### Written problem
From the entries below, report how many lines contain the string "JSON". Give only that number.
───── Working data ─────
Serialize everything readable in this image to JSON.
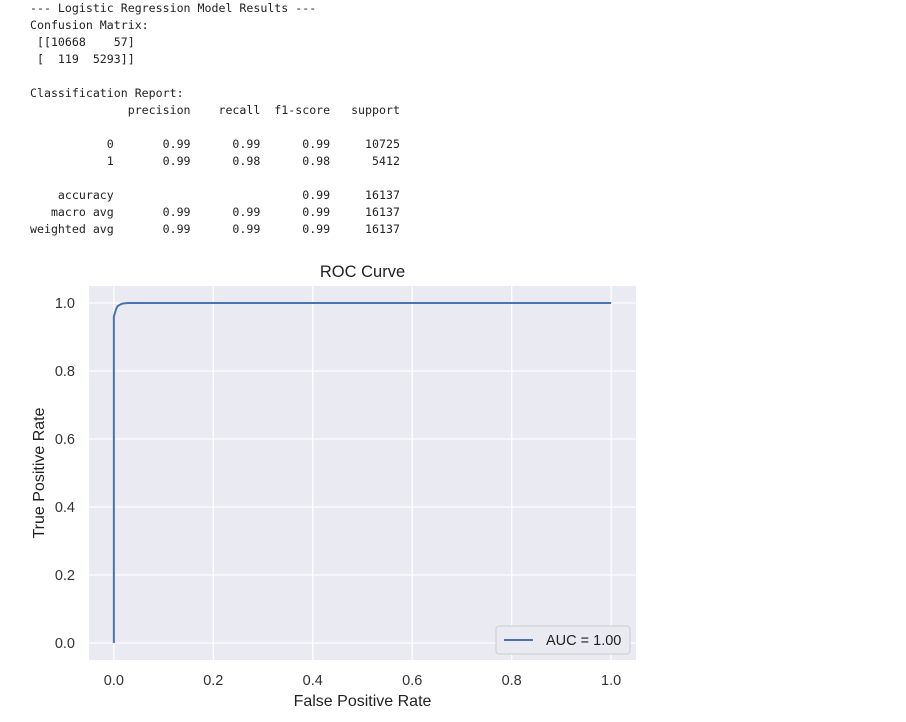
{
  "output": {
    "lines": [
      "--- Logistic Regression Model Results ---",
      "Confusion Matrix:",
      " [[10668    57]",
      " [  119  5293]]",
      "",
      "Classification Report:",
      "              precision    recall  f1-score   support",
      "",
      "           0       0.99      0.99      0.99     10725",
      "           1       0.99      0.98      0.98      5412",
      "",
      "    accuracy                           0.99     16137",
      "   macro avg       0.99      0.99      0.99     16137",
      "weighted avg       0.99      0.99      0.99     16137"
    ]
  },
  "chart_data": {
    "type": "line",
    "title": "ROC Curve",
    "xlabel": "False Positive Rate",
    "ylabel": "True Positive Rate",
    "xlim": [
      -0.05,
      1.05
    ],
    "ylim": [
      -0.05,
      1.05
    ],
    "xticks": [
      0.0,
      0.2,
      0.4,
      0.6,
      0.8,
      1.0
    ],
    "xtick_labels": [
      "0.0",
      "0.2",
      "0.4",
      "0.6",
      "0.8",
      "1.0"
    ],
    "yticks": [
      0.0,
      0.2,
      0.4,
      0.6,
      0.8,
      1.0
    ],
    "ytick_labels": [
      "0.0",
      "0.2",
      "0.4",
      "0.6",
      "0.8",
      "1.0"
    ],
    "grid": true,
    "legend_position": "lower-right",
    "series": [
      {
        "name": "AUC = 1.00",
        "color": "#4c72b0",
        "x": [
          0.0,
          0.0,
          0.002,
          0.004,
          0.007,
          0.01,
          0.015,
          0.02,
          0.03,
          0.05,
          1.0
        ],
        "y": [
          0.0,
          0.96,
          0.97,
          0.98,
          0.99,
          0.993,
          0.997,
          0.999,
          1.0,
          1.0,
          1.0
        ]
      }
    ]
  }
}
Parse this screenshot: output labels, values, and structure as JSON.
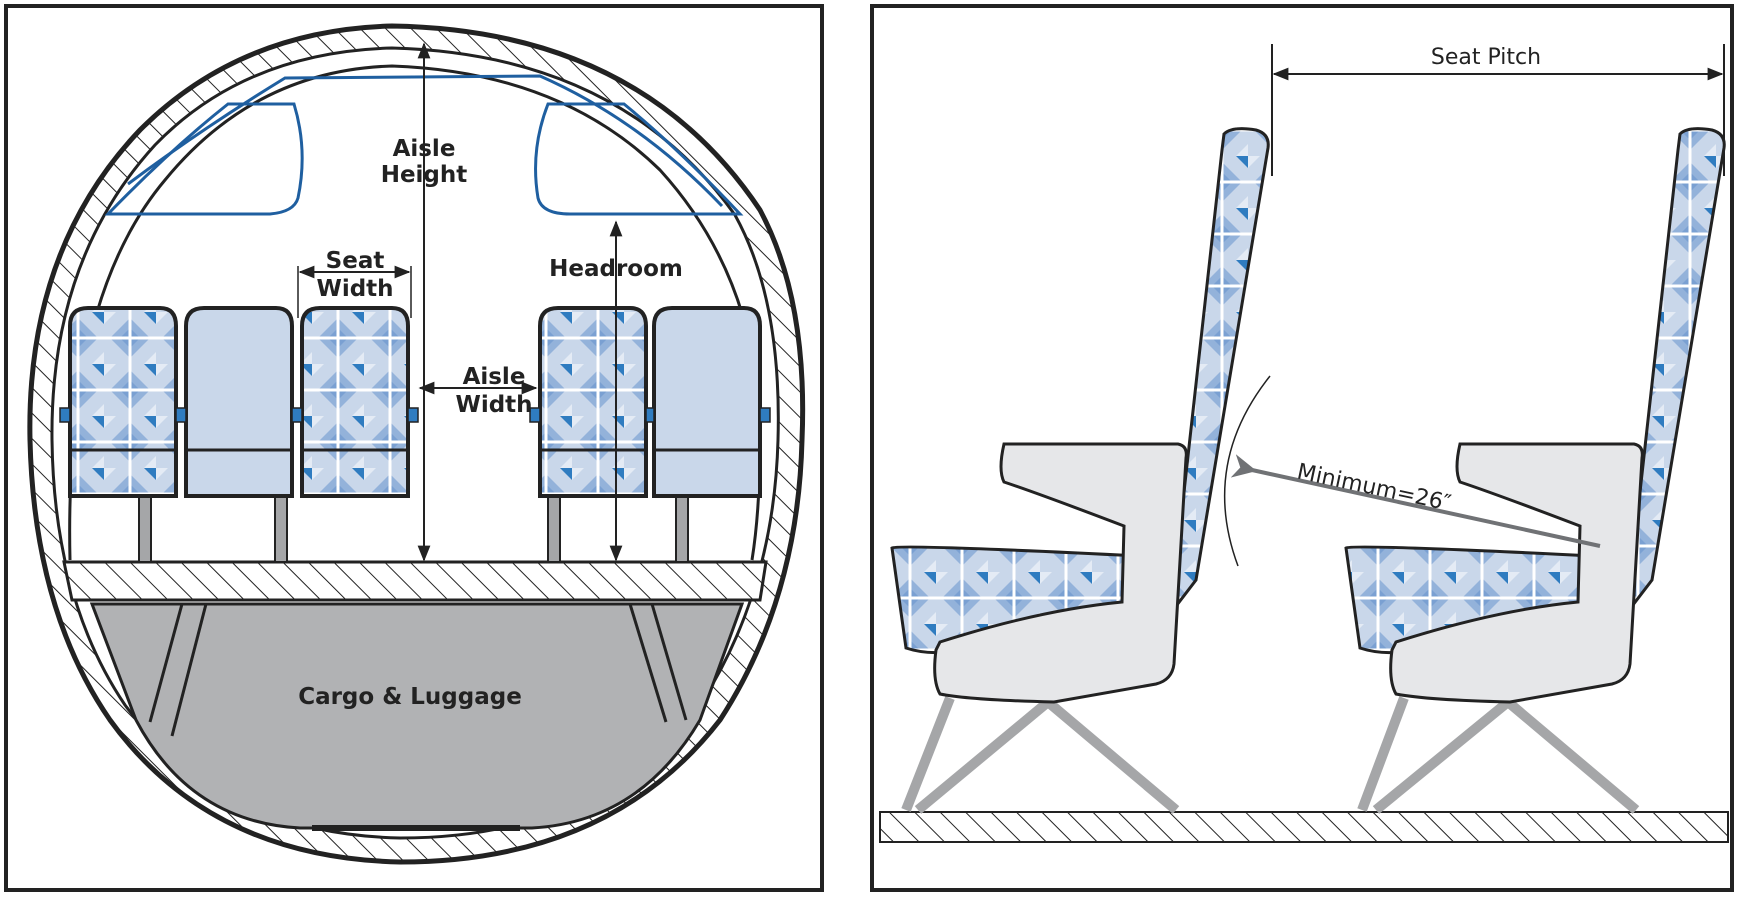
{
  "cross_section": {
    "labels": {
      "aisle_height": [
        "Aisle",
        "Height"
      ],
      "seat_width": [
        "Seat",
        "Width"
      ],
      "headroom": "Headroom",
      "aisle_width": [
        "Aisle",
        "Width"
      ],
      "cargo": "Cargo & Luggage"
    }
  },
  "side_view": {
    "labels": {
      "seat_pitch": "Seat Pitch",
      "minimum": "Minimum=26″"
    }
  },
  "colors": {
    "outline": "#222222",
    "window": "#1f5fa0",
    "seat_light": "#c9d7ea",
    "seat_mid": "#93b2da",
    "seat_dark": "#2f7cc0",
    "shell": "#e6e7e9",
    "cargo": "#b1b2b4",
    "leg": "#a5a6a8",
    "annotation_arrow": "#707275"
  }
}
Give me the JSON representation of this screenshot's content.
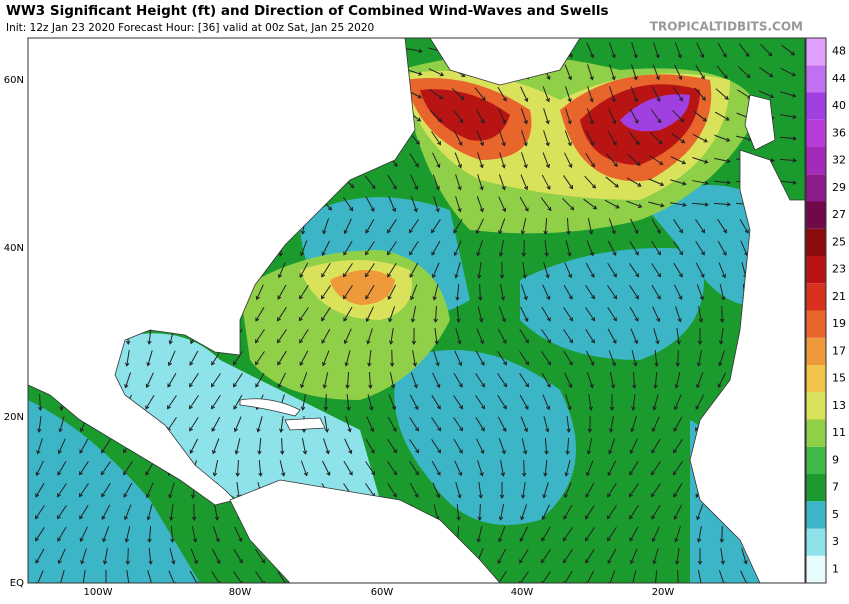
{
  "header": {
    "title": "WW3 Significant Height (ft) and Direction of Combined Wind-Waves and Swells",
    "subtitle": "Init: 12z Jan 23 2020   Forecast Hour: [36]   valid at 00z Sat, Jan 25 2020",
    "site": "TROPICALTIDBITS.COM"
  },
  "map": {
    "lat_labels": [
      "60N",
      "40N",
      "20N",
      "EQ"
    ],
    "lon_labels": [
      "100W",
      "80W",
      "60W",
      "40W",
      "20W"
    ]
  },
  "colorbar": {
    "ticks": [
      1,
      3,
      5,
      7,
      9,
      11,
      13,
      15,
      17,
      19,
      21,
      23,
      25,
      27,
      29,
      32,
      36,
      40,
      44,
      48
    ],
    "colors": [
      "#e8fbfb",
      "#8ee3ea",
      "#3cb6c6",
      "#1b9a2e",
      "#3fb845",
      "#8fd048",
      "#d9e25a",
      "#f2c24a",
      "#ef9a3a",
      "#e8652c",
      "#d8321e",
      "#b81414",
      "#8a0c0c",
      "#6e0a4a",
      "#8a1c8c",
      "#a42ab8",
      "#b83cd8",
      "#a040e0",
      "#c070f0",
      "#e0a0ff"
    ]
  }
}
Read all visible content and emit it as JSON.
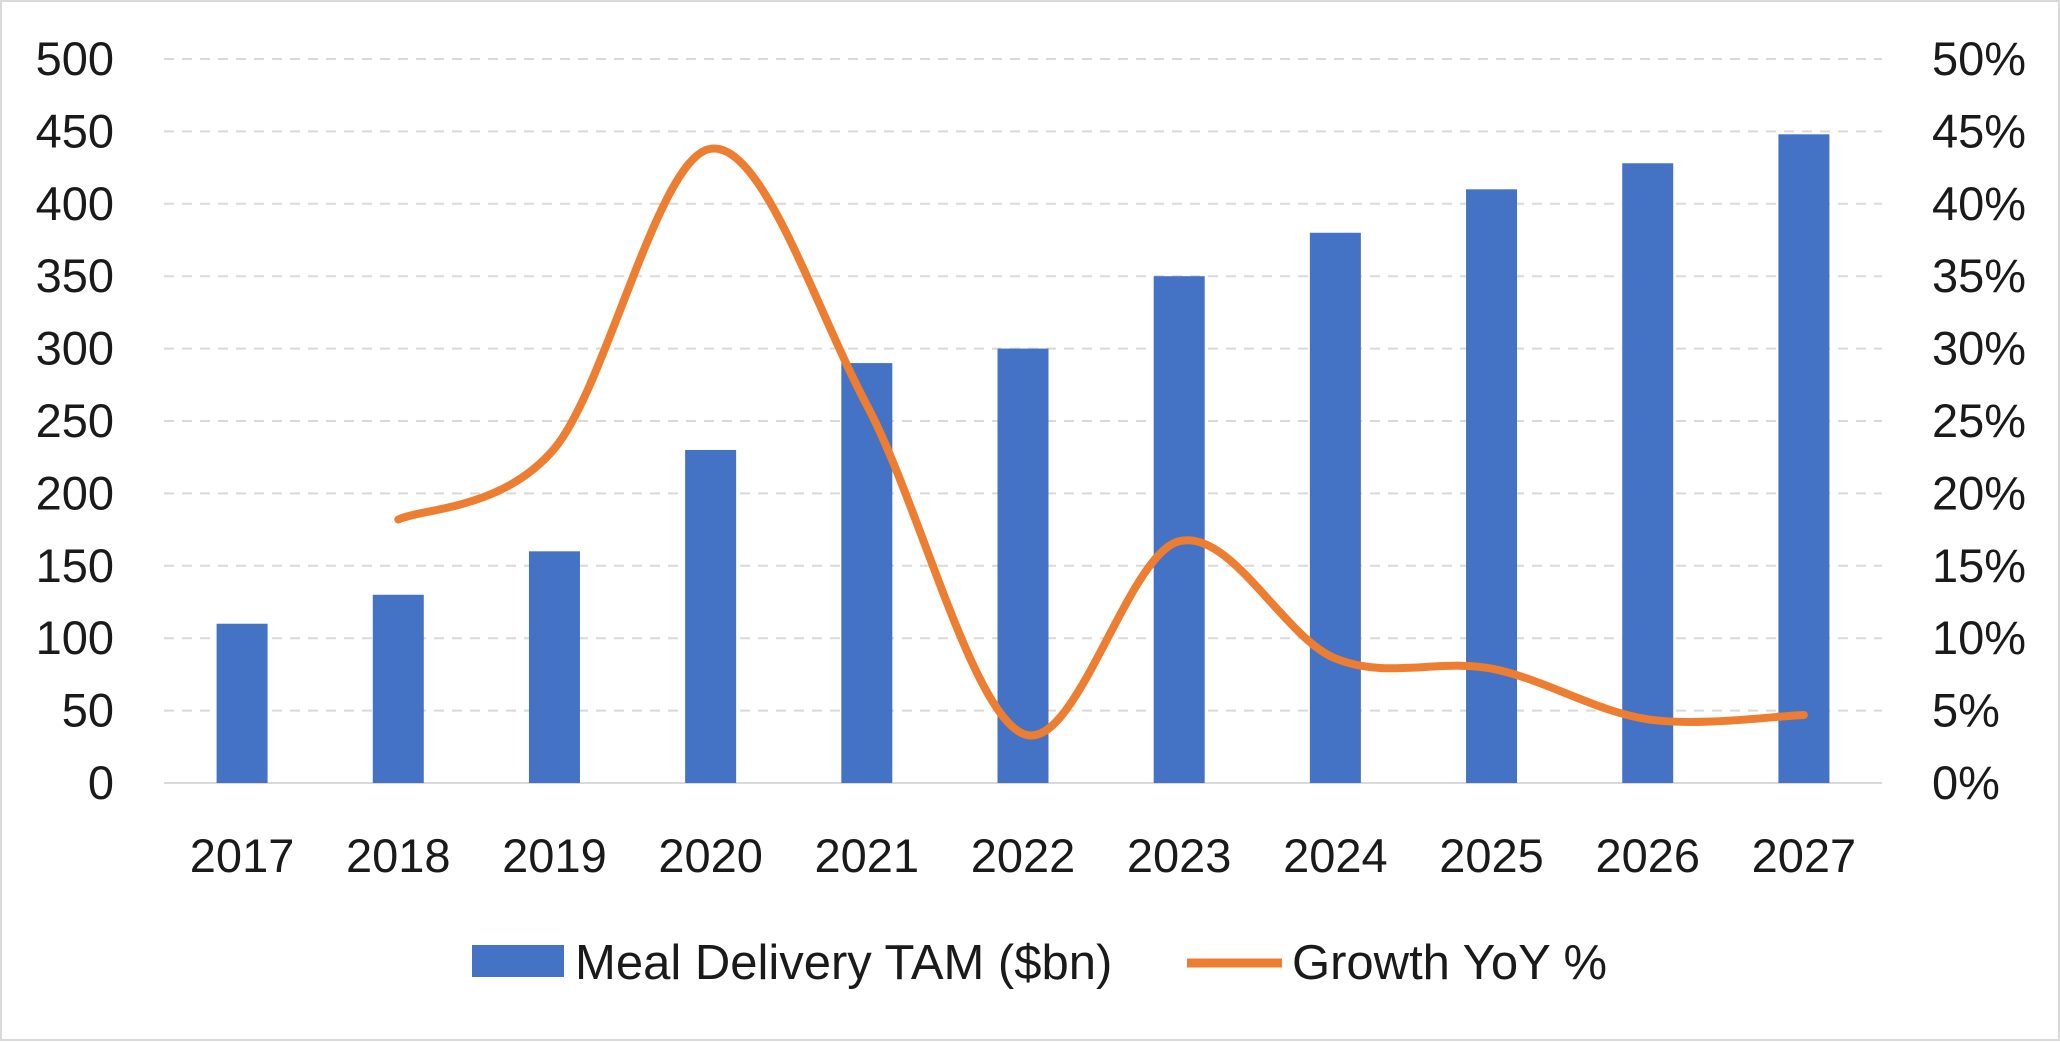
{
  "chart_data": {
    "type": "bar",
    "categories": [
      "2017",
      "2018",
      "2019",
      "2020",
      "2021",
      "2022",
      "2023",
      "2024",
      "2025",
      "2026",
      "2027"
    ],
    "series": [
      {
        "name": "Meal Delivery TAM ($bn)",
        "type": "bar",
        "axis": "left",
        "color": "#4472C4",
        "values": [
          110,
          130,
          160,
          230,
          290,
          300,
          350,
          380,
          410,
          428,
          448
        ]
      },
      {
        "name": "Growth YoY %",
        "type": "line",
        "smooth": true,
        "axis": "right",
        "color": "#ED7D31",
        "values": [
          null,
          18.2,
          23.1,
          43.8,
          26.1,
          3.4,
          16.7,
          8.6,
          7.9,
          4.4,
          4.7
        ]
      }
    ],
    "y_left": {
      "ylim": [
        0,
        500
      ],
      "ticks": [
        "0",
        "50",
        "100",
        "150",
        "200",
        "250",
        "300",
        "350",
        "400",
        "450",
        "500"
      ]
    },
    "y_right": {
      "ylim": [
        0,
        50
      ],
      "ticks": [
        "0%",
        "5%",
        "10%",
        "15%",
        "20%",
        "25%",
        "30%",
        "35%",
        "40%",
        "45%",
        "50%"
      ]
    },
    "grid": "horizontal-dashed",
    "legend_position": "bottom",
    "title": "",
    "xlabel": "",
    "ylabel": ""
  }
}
─────
### Result for this exercise
4